• _AIM OF THE TASK_:
In full and word for word, give the records again.

• _RECORD SET_:
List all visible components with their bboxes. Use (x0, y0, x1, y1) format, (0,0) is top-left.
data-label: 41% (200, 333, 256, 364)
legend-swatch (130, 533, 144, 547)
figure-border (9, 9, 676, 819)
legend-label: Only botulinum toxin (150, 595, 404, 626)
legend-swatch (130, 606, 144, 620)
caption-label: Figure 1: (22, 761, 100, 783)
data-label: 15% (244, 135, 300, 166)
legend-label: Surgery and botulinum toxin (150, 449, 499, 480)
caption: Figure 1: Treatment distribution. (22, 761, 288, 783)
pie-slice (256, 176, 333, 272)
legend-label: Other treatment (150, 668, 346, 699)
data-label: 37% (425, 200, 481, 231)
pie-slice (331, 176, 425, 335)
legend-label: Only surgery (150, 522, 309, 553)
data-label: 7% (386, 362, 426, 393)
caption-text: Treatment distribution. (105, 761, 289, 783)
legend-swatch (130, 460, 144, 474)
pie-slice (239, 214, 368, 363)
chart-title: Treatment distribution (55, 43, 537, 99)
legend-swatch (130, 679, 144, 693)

• _RESULT FOR THIS TASK_:
List all visible components with their bboxes. Use (x0, y0, x1, y1) format, (0,0) is top-left.
data-label: 41% (200, 333, 256, 364)
legend-swatch (130, 533, 144, 547)
figure-border (9, 9, 676, 819)
legend-label: Only botulinum toxin (150, 595, 404, 626)
legend-swatch (130, 606, 144, 620)
caption-label: Figure 1: (22, 761, 100, 783)
data-label: 15% (244, 135, 300, 166)
legend-label: Surgery and botulinum toxin (150, 449, 499, 480)
caption: Figure 1: Treatment distribution. (22, 761, 288, 783)
pie-slice (256, 176, 333, 272)
legend-label: Other treatment (150, 668, 346, 699)
data-label: 37% (425, 200, 481, 231)
pie-slice (331, 176, 425, 335)
legend-label: Only surgery (150, 522, 309, 553)
data-label: 7% (386, 362, 426, 393)
caption-text: Treatment distribution. (105, 761, 289, 783)
legend-swatch (130, 460, 144, 474)
pie-slice (239, 214, 368, 363)
chart-title: Treatment distribution (55, 43, 537, 99)
legend-swatch (130, 679, 144, 693)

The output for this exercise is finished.